> [Exercise details]: Gather the lines below that include the string "Pepetto", copying each in full.
+++ Dataset records
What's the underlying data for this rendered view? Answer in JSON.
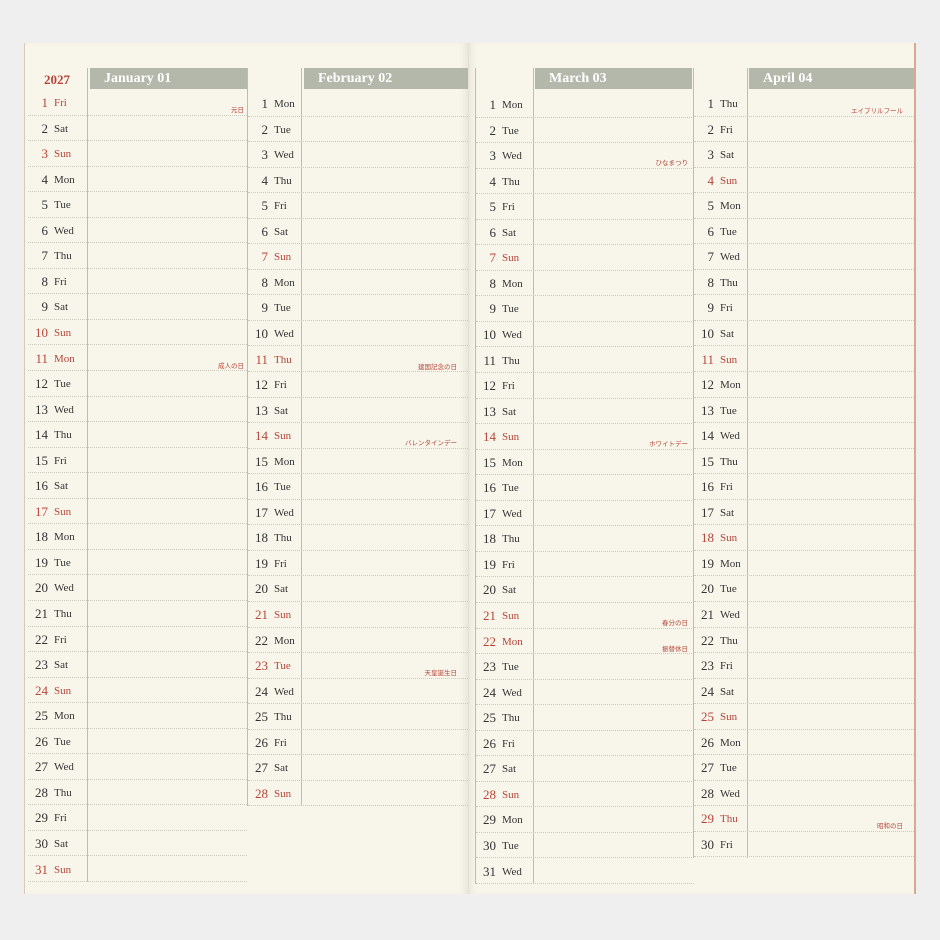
{
  "year": "2027",
  "colors": {
    "accent_red": "#b5453b",
    "header_gray": "#b4b8ab",
    "paper": "#f8f6ea"
  },
  "months": [
    {
      "title": "January 01",
      "days": [
        {
          "n": "1",
          "d": "Fri",
          "red": true,
          "holiday": "元日"
        },
        {
          "n": "2",
          "d": "Sat"
        },
        {
          "n": "3",
          "d": "Sun",
          "red": true
        },
        {
          "n": "4",
          "d": "Mon"
        },
        {
          "n": "5",
          "d": "Tue"
        },
        {
          "n": "6",
          "d": "Wed"
        },
        {
          "n": "7",
          "d": "Thu"
        },
        {
          "n": "8",
          "d": "Fri"
        },
        {
          "n": "9",
          "d": "Sat"
        },
        {
          "n": "10",
          "d": "Sun",
          "red": true
        },
        {
          "n": "11",
          "d": "Mon",
          "red": true,
          "holiday": "成人の日"
        },
        {
          "n": "12",
          "d": "Tue"
        },
        {
          "n": "13",
          "d": "Wed"
        },
        {
          "n": "14",
          "d": "Thu"
        },
        {
          "n": "15",
          "d": "Fri"
        },
        {
          "n": "16",
          "d": "Sat"
        },
        {
          "n": "17",
          "d": "Sun",
          "red": true
        },
        {
          "n": "18",
          "d": "Mon"
        },
        {
          "n": "19",
          "d": "Tue"
        },
        {
          "n": "20",
          "d": "Wed"
        },
        {
          "n": "21",
          "d": "Thu"
        },
        {
          "n": "22",
          "d": "Fri"
        },
        {
          "n": "23",
          "d": "Sat"
        },
        {
          "n": "24",
          "d": "Sun",
          "red": true
        },
        {
          "n": "25",
          "d": "Mon"
        },
        {
          "n": "26",
          "d": "Tue"
        },
        {
          "n": "27",
          "d": "Wed"
        },
        {
          "n": "28",
          "d": "Thu"
        },
        {
          "n": "29",
          "d": "Fri"
        },
        {
          "n": "30",
          "d": "Sat"
        },
        {
          "n": "31",
          "d": "Sun",
          "red": true
        }
      ]
    },
    {
      "title": "February 02",
      "days": [
        {
          "n": "1",
          "d": "Mon"
        },
        {
          "n": "2",
          "d": "Tue"
        },
        {
          "n": "3",
          "d": "Wed"
        },
        {
          "n": "4",
          "d": "Thu"
        },
        {
          "n": "5",
          "d": "Fri"
        },
        {
          "n": "6",
          "d": "Sat"
        },
        {
          "n": "7",
          "d": "Sun",
          "red": true
        },
        {
          "n": "8",
          "d": "Mon"
        },
        {
          "n": "9",
          "d": "Tue"
        },
        {
          "n": "10",
          "d": "Wed"
        },
        {
          "n": "11",
          "d": "Thu",
          "red": true,
          "holiday": "建国記念の日"
        },
        {
          "n": "12",
          "d": "Fri"
        },
        {
          "n": "13",
          "d": "Sat"
        },
        {
          "n": "14",
          "d": "Sun",
          "red": true,
          "holiday": "バレンタインデー"
        },
        {
          "n": "15",
          "d": "Mon"
        },
        {
          "n": "16",
          "d": "Tue"
        },
        {
          "n": "17",
          "d": "Wed"
        },
        {
          "n": "18",
          "d": "Thu"
        },
        {
          "n": "19",
          "d": "Fri"
        },
        {
          "n": "20",
          "d": "Sat"
        },
        {
          "n": "21",
          "d": "Sun",
          "red": true
        },
        {
          "n": "22",
          "d": "Mon"
        },
        {
          "n": "23",
          "d": "Tue",
          "red": true,
          "holiday": "天皇誕生日"
        },
        {
          "n": "24",
          "d": "Wed"
        },
        {
          "n": "25",
          "d": "Thu"
        },
        {
          "n": "26",
          "d": "Fri"
        },
        {
          "n": "27",
          "d": "Sat"
        },
        {
          "n": "28",
          "d": "Sun",
          "red": true
        }
      ]
    },
    {
      "title": "March 03",
      "days": [
        {
          "n": "1",
          "d": "Mon"
        },
        {
          "n": "2",
          "d": "Tue"
        },
        {
          "n": "3",
          "d": "Wed",
          "holiday": "ひなまつり"
        },
        {
          "n": "4",
          "d": "Thu"
        },
        {
          "n": "5",
          "d": "Fri"
        },
        {
          "n": "6",
          "d": "Sat"
        },
        {
          "n": "7",
          "d": "Sun",
          "red": true
        },
        {
          "n": "8",
          "d": "Mon"
        },
        {
          "n": "9",
          "d": "Tue"
        },
        {
          "n": "10",
          "d": "Wed"
        },
        {
          "n": "11",
          "d": "Thu"
        },
        {
          "n": "12",
          "d": "Fri"
        },
        {
          "n": "13",
          "d": "Sat"
        },
        {
          "n": "14",
          "d": "Sun",
          "red": true,
          "holiday": "ホワイトデー"
        },
        {
          "n": "15",
          "d": "Mon"
        },
        {
          "n": "16",
          "d": "Tue"
        },
        {
          "n": "17",
          "d": "Wed"
        },
        {
          "n": "18",
          "d": "Thu"
        },
        {
          "n": "19",
          "d": "Fri"
        },
        {
          "n": "20",
          "d": "Sat"
        },
        {
          "n": "21",
          "d": "Sun",
          "red": true,
          "holiday": "春分の日"
        },
        {
          "n": "22",
          "d": "Mon",
          "red": true,
          "holiday": "振替休日"
        },
        {
          "n": "23",
          "d": "Tue"
        },
        {
          "n": "24",
          "d": "Wed"
        },
        {
          "n": "25",
          "d": "Thu"
        },
        {
          "n": "26",
          "d": "Fri"
        },
        {
          "n": "27",
          "d": "Sat"
        },
        {
          "n": "28",
          "d": "Sun",
          "red": true
        },
        {
          "n": "29",
          "d": "Mon"
        },
        {
          "n": "30",
          "d": "Tue"
        },
        {
          "n": "31",
          "d": "Wed"
        }
      ]
    },
    {
      "title": "April 04",
      "days": [
        {
          "n": "1",
          "d": "Thu",
          "holiday": "エイプリルフール"
        },
        {
          "n": "2",
          "d": "Fri"
        },
        {
          "n": "3",
          "d": "Sat"
        },
        {
          "n": "4",
          "d": "Sun",
          "red": true
        },
        {
          "n": "5",
          "d": "Mon"
        },
        {
          "n": "6",
          "d": "Tue"
        },
        {
          "n": "7",
          "d": "Wed"
        },
        {
          "n": "8",
          "d": "Thu"
        },
        {
          "n": "9",
          "d": "Fri"
        },
        {
          "n": "10",
          "d": "Sat"
        },
        {
          "n": "11",
          "d": "Sun",
          "red": true
        },
        {
          "n": "12",
          "d": "Mon"
        },
        {
          "n": "13",
          "d": "Tue"
        },
        {
          "n": "14",
          "d": "Wed"
        },
        {
          "n": "15",
          "d": "Thu"
        },
        {
          "n": "16",
          "d": "Fri"
        },
        {
          "n": "17",
          "d": "Sat"
        },
        {
          "n": "18",
          "d": "Sun",
          "red": true
        },
        {
          "n": "19",
          "d": "Mon"
        },
        {
          "n": "20",
          "d": "Tue"
        },
        {
          "n": "21",
          "d": "Wed"
        },
        {
          "n": "22",
          "d": "Thu"
        },
        {
          "n": "23",
          "d": "Fri"
        },
        {
          "n": "24",
          "d": "Sat"
        },
        {
          "n": "25",
          "d": "Sun",
          "red": true
        },
        {
          "n": "26",
          "d": "Mon"
        },
        {
          "n": "27",
          "d": "Tue"
        },
        {
          "n": "28",
          "d": "Wed"
        },
        {
          "n": "29",
          "d": "Thu",
          "red": true,
          "holiday": "昭和の日"
        },
        {
          "n": "30",
          "d": "Fri"
        }
      ]
    }
  ]
}
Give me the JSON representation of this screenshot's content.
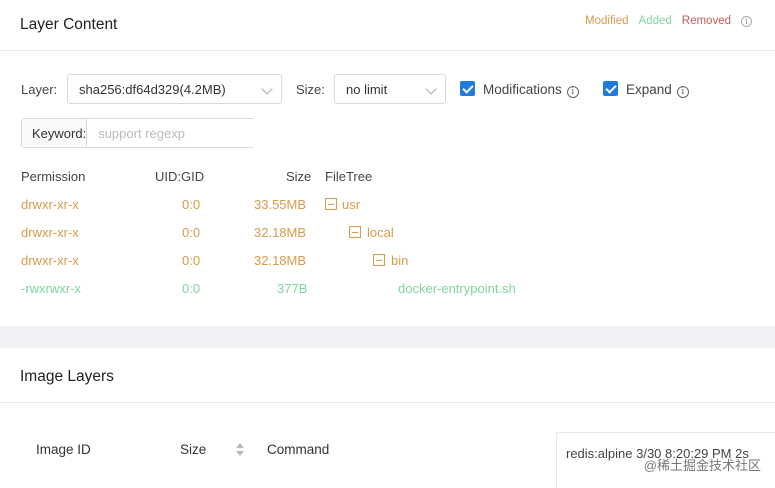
{
  "layer_content": {
    "title": "Layer Content",
    "legend": {
      "modified": "Modified",
      "added": "Added",
      "removed": "Removed",
      "colors": {
        "modified": "#d99a4a",
        "added": "#8fdcaa",
        "removed": "#c25a5a"
      }
    },
    "controls": {
      "layer_label": "Layer:",
      "layer_value": "sha256:df64d329(4.2MB)",
      "size_label": "Size:",
      "size_value": "no limit",
      "modifications_label": "Modifications",
      "expand_label": "Expand",
      "keyword_label": "Keyword:",
      "keyword_placeholder": "support regexp"
    },
    "columns": [
      "Permission",
      "UID:GID",
      "Size",
      "FileTree"
    ],
    "rows": [
      {
        "permission": "drwxr-xr-x",
        "uidgid": "0:0",
        "size": "33.55MB",
        "name": "usr",
        "status": "modified",
        "depth": 0,
        "folder": true
      },
      {
        "permission": "drwxr-xr-x",
        "uidgid": "0:0",
        "size": "32.18MB",
        "name": "local",
        "status": "modified",
        "depth": 1,
        "folder": true
      },
      {
        "permission": "drwxr-xr-x",
        "uidgid": "0:0",
        "size": "32.18MB",
        "name": "bin",
        "status": "modified",
        "depth": 2,
        "folder": true
      },
      {
        "permission": "-rwxrwxr-x",
        "uidgid": "0:0",
        "size": "377B",
        "name": "docker-entrypoint.sh",
        "status": "added",
        "depth": 3,
        "folder": false
      }
    ]
  },
  "image_layers": {
    "title": "Image Layers",
    "columns": [
      "Image ID",
      "Size",
      "Command"
    ],
    "side_text": "redis:alpine 3/30 8:20:29 PM 2s"
  },
  "watermark": "@稀土掘金技术社区"
}
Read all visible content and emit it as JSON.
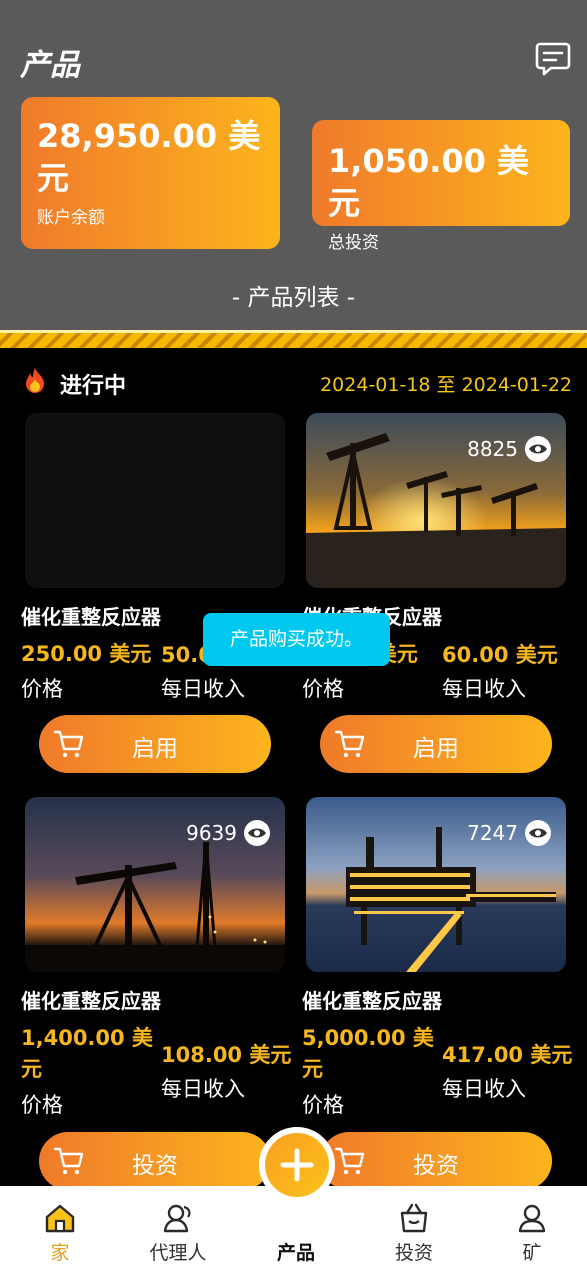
{
  "header": {
    "title": "产品",
    "balance_amount": "28,950.00 美元",
    "balance_label": "账户余额",
    "invest_amount": "1,050.00 美元",
    "invest_label": "总投资",
    "list_title": "- 产品列表 -"
  },
  "status": {
    "label": "进行中",
    "date_range": "2024-01-18 至 2024-01-22"
  },
  "products": [
    {
      "views": "",
      "name": "催化重整反应器",
      "price": "250.00 美元",
      "price_label": "价格",
      "daily": "50.00 美元",
      "daily_label": "每日收入",
      "button": "启用",
      "image": "empty"
    },
    {
      "views": "8825",
      "name": "催化重整反应器",
      "price": "50.00 美元",
      "price_label": "价格",
      "daily": "60.00 美元",
      "daily_label": "每日收入",
      "button": "启用",
      "image": "oil-pumps-sunset"
    },
    {
      "views": "9639",
      "name": "催化重整反应器",
      "price": "1,400.00 美元",
      "price_label": "价格",
      "daily": "108.00 美元",
      "daily_label": "每日收入",
      "button": "投资",
      "image": "oil-pump-dusk"
    },
    {
      "views": "7247",
      "name": "催化重整反应器",
      "price": "5,000.00 美元",
      "price_label": "价格",
      "daily": "417.00 美元",
      "daily_label": "每日收入",
      "button": "投资",
      "image": "offshore-platform"
    }
  ],
  "toast": "产品购买成功。",
  "tabbar": {
    "items": [
      {
        "label": "家",
        "icon": "home-icon",
        "active": true
      },
      {
        "label": "代理人",
        "icon": "agent-icon"
      },
      {
        "label": "产品",
        "icon": "plus-icon"
      },
      {
        "label": "投资",
        "icon": "shopping-bag-icon"
      },
      {
        "label": "矿",
        "icon": "user-icon"
      }
    ]
  },
  "colors": {
    "accent_start": "#f07a2b",
    "accent_end": "#fcb51c",
    "price": "#f5b61f",
    "toast": "#00c8ef",
    "header_bg": "#5a5a5a"
  }
}
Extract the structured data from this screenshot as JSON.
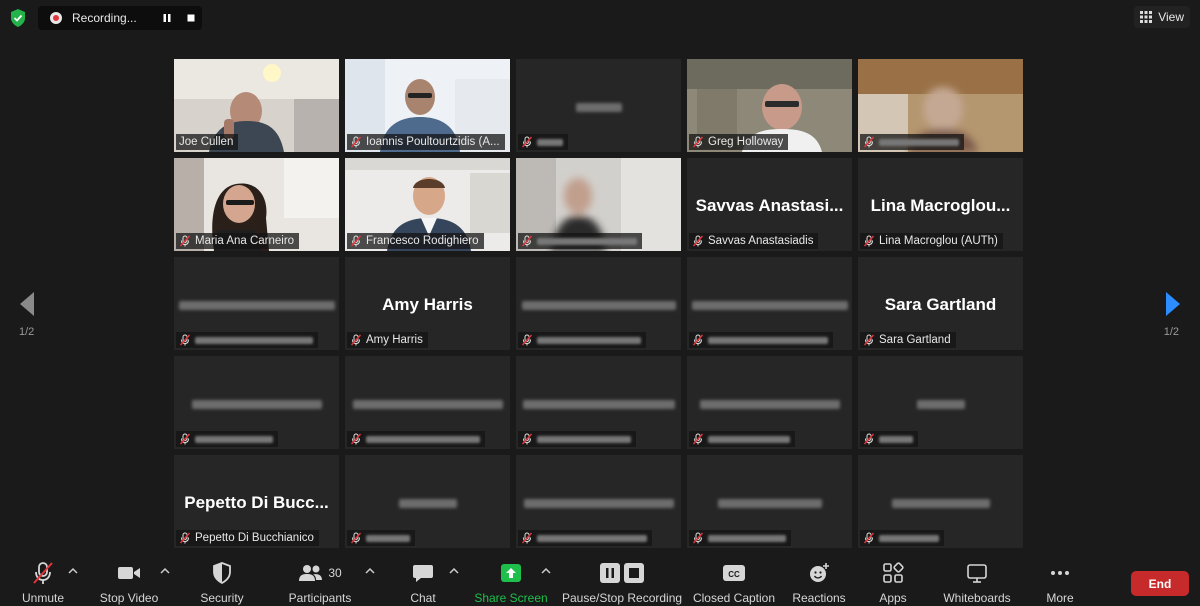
{
  "recording": {
    "label": "Recording..."
  },
  "view": {
    "label": "View"
  },
  "pagination": {
    "left": "1/2",
    "right": "1/2"
  },
  "tiles": [
    {
      "type": "video",
      "label": "Joe Cullen",
      "active": true,
      "muted": false,
      "scene": "A"
    },
    {
      "type": "video",
      "label": "Ioannis Poultourtzidis (A...",
      "muted": true,
      "scene": "B"
    },
    {
      "type": "blurred",
      "muted": true,
      "bw": 46,
      "lw": 26
    },
    {
      "type": "video",
      "label": "Greg Holloway",
      "muted": true,
      "scene": "C"
    },
    {
      "type": "video",
      "blurredLabel": true,
      "muted": true,
      "lw": 80,
      "scene": "D"
    },
    {
      "type": "video",
      "label": "Maria Ana Carneiro",
      "muted": true,
      "scene": "E"
    },
    {
      "type": "video",
      "label": "Francesco Rodighiero",
      "muted": true,
      "scene": "F"
    },
    {
      "type": "video",
      "blurredLabel": true,
      "muted": true,
      "lw": 100,
      "scene": "G"
    },
    {
      "type": "name",
      "big": "Savvas  Anastasi...",
      "label": "Savvas Anastasiadis",
      "muted": true
    },
    {
      "type": "name",
      "big": "Lina  Macroglou...",
      "label": "Lina Macroglou (AUTh)",
      "muted": true
    },
    {
      "type": "blurred",
      "muted": true,
      "bw": 156,
      "lw": 118
    },
    {
      "type": "name",
      "big": "Amy Harris",
      "label": "Amy Harris",
      "muted": true
    },
    {
      "type": "blurred",
      "muted": true,
      "bw": 154,
      "lw": 104
    },
    {
      "type": "blurred",
      "muted": true,
      "bw": 156,
      "lw": 120
    },
    {
      "type": "name",
      "big": "Sara Gartland",
      "label": "Sara Gartland",
      "muted": true
    },
    {
      "type": "blurred",
      "muted": true,
      "bw": 130,
      "lw": 78
    },
    {
      "type": "blurred",
      "muted": true,
      "bw": 150,
      "lw": 114
    },
    {
      "type": "blurred",
      "muted": true,
      "bw": 152,
      "lw": 94
    },
    {
      "type": "blurred",
      "muted": true,
      "bw": 140,
      "lw": 82
    },
    {
      "type": "blurred",
      "muted": true,
      "bw": 48,
      "lw": 34
    },
    {
      "type": "name",
      "big": "Pepetto Di Bucc...",
      "label": "Pepetto Di Bucchianico",
      "muted": true
    },
    {
      "type": "blurred",
      "muted": true,
      "bw": 58,
      "lw": 44
    },
    {
      "type": "blurred",
      "muted": true,
      "bw": 150,
      "lw": 110
    },
    {
      "type": "blurred",
      "muted": true,
      "bw": 104,
      "lw": 78
    },
    {
      "type": "blurred",
      "muted": true,
      "bw": 98,
      "lw": 60
    }
  ],
  "toolbar": {
    "unmute": "Unmute",
    "stop_video": "Stop Video",
    "security": "Security",
    "participants": "Participants",
    "participants_count": "30",
    "chat": "Chat",
    "share_screen": "Share Screen",
    "pause_stop_recording": "Pause/Stop Recording",
    "closed_caption": "Closed Caption",
    "reactions": "Reactions",
    "apps": "Apps",
    "whiteboards": "Whiteboards",
    "more": "More",
    "end": "End"
  },
  "colors": {
    "active_speaker": "#c6d35a",
    "end_button": "#c62a2a",
    "share_green": "#1fbf4b",
    "mute_red": "#e0353b",
    "nav_blue": "#2d8cff"
  }
}
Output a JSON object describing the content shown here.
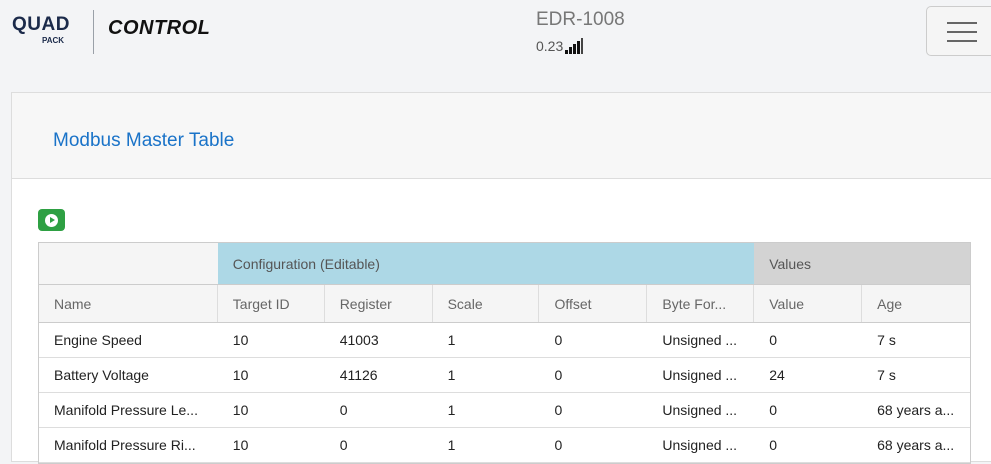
{
  "brand": {
    "quad": "QUAD",
    "pack": "PACK",
    "control": "CONTROL"
  },
  "device": {
    "name": "EDR-1008",
    "signal_value": "0.23"
  },
  "card": {
    "title": "Modbus Master Table"
  },
  "table": {
    "groups": {
      "configuration": "Configuration (Editable)",
      "values": "Values"
    },
    "columns": [
      "Name",
      "Target ID",
      "Register",
      "Scale",
      "Offset",
      "Byte For...",
      "Value",
      "Age"
    ],
    "rows": [
      [
        "Engine Speed",
        "10",
        "41003",
        "1",
        "0",
        "Unsigned ...",
        "0",
        "7 s"
      ],
      [
        "Battery Voltage",
        "10",
        "41126",
        "1",
        "0",
        "Unsigned ...",
        "24",
        "7 s"
      ],
      [
        "Manifold Pressure Le...",
        "10",
        "0",
        "1",
        "0",
        "Unsigned ...",
        "0",
        "68 years a..."
      ],
      [
        "Manifold Pressure Ri...",
        "10",
        "0",
        "1",
        "0",
        "Unsigned ...",
        "0",
        "68 years a..."
      ]
    ]
  },
  "icons": {
    "play": "play-icon",
    "menu": "hamburger-menu-icon",
    "signal": "signal-strength-icon"
  },
  "colors": {
    "accent": "#1a73c8",
    "config_header": "#add8e6",
    "values_header": "#d3d3d3",
    "play_button": "#2ea043"
  }
}
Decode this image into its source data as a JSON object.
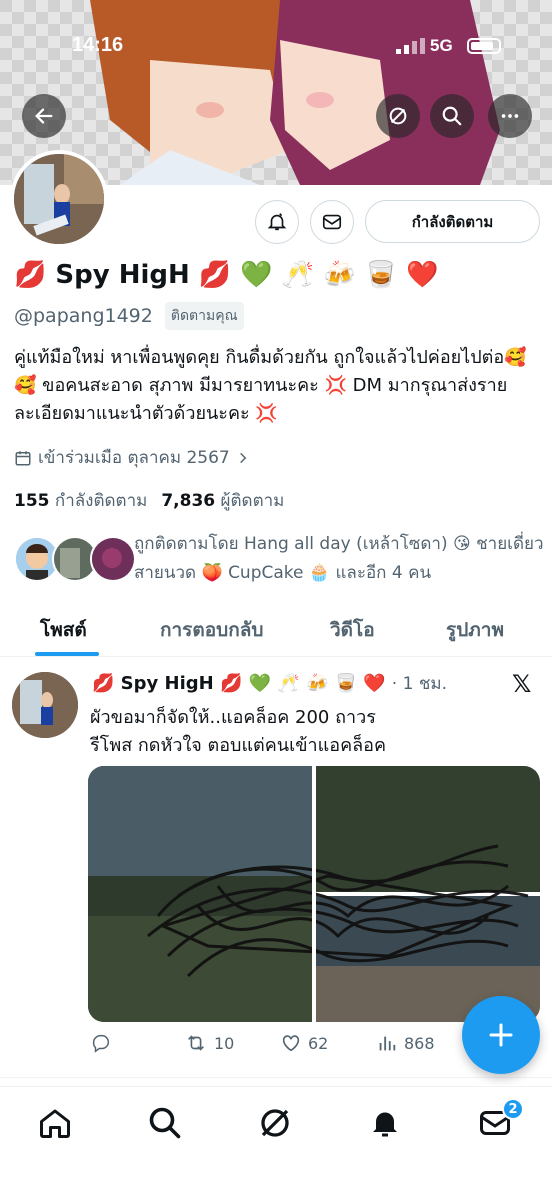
++++++
> [The result]:
      "big": "Pepetto Di Bucc...",
      "label": "Pepetto Di Bucchianico",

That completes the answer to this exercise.